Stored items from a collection
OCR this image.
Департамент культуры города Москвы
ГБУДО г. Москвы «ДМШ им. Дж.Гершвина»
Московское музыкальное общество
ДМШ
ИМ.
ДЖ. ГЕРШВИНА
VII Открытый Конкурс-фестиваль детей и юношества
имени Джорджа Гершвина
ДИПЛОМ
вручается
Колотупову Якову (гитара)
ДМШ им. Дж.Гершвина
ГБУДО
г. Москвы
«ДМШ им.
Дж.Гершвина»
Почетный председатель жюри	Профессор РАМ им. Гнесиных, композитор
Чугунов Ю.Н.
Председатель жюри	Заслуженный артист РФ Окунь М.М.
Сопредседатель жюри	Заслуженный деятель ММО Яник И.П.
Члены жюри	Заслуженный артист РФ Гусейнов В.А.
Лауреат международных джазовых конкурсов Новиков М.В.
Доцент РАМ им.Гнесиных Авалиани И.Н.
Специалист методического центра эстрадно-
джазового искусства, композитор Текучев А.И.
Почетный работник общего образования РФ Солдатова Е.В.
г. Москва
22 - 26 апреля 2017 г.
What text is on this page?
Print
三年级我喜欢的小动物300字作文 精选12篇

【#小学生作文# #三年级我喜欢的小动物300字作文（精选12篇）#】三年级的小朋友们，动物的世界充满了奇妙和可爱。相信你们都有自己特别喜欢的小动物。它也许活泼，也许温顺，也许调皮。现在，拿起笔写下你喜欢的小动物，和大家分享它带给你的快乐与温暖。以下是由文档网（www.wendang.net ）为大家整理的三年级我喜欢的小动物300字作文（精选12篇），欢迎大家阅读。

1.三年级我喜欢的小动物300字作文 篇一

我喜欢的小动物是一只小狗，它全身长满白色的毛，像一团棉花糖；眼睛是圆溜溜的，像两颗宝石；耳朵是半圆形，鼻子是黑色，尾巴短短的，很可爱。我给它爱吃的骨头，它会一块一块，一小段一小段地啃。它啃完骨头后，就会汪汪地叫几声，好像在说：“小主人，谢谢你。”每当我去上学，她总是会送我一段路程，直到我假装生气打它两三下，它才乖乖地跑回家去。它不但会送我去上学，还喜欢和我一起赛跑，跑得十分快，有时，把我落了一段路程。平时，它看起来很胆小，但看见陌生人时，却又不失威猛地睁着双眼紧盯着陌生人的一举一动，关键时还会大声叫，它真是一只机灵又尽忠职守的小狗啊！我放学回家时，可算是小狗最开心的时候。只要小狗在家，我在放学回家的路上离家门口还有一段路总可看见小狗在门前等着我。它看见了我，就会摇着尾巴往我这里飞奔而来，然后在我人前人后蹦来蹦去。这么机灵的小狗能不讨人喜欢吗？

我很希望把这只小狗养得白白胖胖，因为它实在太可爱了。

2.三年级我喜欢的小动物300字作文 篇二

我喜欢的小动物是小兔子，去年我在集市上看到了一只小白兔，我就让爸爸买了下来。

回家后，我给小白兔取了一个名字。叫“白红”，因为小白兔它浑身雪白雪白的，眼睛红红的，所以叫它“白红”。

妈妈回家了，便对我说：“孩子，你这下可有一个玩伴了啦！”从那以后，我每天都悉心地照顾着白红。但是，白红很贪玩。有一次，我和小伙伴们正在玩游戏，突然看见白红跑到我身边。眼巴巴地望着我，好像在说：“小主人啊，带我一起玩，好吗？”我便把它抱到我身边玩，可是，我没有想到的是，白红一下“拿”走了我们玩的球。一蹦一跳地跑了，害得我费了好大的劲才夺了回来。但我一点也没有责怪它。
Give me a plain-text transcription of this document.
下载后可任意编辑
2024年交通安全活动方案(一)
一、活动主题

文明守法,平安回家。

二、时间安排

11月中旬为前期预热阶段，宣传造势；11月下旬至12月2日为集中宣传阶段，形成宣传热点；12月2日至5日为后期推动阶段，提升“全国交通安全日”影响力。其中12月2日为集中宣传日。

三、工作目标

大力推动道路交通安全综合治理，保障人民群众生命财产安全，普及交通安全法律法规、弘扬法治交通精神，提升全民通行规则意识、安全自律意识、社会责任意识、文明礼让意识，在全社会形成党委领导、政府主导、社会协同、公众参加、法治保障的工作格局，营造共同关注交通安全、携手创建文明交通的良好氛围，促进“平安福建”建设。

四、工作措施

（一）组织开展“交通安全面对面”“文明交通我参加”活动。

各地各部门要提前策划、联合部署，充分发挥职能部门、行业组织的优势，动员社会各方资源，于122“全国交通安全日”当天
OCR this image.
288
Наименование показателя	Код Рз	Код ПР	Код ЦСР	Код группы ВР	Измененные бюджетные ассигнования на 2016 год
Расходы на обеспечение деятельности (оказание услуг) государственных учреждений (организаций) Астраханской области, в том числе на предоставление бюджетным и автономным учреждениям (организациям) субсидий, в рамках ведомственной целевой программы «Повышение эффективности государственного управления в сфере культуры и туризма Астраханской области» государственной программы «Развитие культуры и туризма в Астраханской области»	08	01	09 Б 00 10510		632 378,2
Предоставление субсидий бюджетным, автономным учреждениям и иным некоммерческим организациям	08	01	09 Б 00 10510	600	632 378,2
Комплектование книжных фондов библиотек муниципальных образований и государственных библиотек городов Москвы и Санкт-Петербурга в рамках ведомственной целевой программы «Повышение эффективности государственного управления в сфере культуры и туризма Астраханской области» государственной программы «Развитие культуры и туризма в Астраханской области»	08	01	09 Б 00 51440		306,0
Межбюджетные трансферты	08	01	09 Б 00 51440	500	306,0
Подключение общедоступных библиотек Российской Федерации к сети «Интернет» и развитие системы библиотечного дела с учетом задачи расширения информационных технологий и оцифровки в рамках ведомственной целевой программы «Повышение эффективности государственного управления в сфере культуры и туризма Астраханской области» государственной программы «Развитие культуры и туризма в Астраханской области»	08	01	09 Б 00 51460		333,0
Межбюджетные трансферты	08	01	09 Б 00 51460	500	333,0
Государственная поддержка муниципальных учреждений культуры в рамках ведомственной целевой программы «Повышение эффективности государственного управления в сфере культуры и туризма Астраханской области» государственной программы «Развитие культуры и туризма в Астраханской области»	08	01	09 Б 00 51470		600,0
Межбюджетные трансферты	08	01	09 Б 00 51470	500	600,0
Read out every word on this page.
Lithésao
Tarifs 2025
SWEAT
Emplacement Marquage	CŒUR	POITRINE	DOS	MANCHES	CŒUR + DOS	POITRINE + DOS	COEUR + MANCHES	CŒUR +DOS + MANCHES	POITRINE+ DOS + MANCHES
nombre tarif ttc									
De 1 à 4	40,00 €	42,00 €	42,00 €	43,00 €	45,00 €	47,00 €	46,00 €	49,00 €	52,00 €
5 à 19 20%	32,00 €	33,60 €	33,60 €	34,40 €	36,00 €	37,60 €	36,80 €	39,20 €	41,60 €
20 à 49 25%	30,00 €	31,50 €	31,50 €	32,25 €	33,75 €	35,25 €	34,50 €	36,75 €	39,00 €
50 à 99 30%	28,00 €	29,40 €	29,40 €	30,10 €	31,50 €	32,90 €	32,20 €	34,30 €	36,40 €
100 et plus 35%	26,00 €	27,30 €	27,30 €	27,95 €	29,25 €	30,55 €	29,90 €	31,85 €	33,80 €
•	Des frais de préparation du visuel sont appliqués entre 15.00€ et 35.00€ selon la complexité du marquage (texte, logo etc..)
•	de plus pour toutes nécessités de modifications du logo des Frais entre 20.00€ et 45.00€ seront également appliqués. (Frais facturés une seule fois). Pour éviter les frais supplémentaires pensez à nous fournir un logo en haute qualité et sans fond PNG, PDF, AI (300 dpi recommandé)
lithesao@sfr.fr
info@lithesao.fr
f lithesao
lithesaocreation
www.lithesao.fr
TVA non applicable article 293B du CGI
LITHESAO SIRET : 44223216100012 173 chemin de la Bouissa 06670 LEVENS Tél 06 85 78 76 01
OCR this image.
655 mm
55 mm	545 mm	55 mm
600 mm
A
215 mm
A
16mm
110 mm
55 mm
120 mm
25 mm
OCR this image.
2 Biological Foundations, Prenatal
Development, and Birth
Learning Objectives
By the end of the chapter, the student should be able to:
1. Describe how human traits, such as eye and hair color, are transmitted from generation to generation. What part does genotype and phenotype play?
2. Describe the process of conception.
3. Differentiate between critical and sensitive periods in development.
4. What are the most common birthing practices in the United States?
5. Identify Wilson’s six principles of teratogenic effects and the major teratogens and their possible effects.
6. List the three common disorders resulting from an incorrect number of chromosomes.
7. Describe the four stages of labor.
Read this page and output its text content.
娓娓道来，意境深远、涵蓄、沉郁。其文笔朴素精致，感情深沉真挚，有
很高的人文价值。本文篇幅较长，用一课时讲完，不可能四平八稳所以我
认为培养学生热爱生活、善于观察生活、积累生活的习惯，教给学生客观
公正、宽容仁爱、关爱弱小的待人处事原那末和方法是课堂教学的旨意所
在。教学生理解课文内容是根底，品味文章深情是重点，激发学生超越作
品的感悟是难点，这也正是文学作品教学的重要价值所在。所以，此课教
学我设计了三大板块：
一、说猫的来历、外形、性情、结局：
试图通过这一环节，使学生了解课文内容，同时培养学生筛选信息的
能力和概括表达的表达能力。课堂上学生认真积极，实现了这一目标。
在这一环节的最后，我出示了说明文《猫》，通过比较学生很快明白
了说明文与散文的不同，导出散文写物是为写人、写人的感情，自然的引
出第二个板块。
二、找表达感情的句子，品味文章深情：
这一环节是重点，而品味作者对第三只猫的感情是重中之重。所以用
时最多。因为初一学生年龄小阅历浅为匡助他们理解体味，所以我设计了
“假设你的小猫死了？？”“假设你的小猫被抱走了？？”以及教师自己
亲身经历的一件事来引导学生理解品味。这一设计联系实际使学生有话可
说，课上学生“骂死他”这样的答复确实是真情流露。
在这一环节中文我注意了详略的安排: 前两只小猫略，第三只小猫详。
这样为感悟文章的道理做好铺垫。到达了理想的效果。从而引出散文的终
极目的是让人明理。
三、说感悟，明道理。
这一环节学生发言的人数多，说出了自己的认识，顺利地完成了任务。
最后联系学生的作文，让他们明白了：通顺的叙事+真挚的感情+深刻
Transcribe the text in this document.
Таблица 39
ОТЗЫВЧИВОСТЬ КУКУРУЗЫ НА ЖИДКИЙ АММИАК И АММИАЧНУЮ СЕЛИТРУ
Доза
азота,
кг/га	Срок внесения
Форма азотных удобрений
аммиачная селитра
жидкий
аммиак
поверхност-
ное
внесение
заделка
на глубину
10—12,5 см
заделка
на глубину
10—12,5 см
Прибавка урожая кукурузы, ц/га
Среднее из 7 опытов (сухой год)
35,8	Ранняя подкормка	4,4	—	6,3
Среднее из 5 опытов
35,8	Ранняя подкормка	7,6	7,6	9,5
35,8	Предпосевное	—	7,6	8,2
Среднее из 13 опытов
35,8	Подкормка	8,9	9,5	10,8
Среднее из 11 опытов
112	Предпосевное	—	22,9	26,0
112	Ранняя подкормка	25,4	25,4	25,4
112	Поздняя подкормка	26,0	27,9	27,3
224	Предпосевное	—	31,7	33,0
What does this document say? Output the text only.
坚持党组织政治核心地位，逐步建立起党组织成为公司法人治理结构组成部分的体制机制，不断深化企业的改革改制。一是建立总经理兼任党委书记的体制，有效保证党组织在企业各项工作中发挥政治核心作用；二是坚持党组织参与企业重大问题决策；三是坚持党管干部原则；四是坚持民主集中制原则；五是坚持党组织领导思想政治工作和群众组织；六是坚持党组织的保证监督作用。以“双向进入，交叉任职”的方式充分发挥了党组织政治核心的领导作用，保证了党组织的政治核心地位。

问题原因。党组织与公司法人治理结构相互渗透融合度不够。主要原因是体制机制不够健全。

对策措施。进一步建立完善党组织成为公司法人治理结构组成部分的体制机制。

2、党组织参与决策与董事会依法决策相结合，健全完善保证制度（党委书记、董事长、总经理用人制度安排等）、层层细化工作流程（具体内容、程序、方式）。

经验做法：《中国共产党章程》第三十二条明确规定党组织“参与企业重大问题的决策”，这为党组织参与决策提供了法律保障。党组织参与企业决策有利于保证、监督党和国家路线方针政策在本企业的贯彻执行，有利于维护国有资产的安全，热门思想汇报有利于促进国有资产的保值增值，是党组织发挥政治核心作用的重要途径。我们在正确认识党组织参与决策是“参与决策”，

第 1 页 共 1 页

• _YOUR INSTRUCTIONS_: Write out again, exactly, the lines from the one holding "What does this" through the end of the listing, with both ends included.

• _THE RESULT_:
What does this document say? Output the text only.
坚持党组织政治核心地位，逐步建立起党组织成为公司法人治理结构组成部分的体制机制，不断深化企业的改革改制。一是建立总经理兼任党委书记的体制，有效保证党组织在企业各项工作中发挥政治核心作用；二是坚持党组织参与企业重大问题决策；三是坚持党管干部原则；四是坚持民主集中制原则；五是坚持党组织领导思想政治工作和群众组织；六是坚持党组织的保证监督作用。以“双向进入，交叉任职”的方式充分发挥了党组织政治核心的领导作用，保证了党组织的政治核心地位。

问题原因。党组织与公司法人治理结构相互渗透融合度不够。主要原因是体制机制不够健全。

对策措施。进一步建立完善党组织成为公司法人治理结构组成部分的体制机制。

2、党组织参与决策与董事会依法决策相结合，健全完善保证制度（党委书记、董事长、总经理用人制度安排等）、层层细化工作流程（具体内容、程序、方式）。

经验做法：《中国共产党章程》第三十二条明确规定党组织“参与企业重大问题的决策”，这为党组织参与决策提供了法律保障。党组织参与企业决策有利于保证、监督党和国家路线方针政策在本企业的贯彻执行，有利于维护国有资产的安全，热门思想汇报有利于促进国有资产的保值增值，是党组织发挥政治核心作用的重要途径。我们在正确认识党组织参与决策是“参与决策”，

第 1 页 共 1 页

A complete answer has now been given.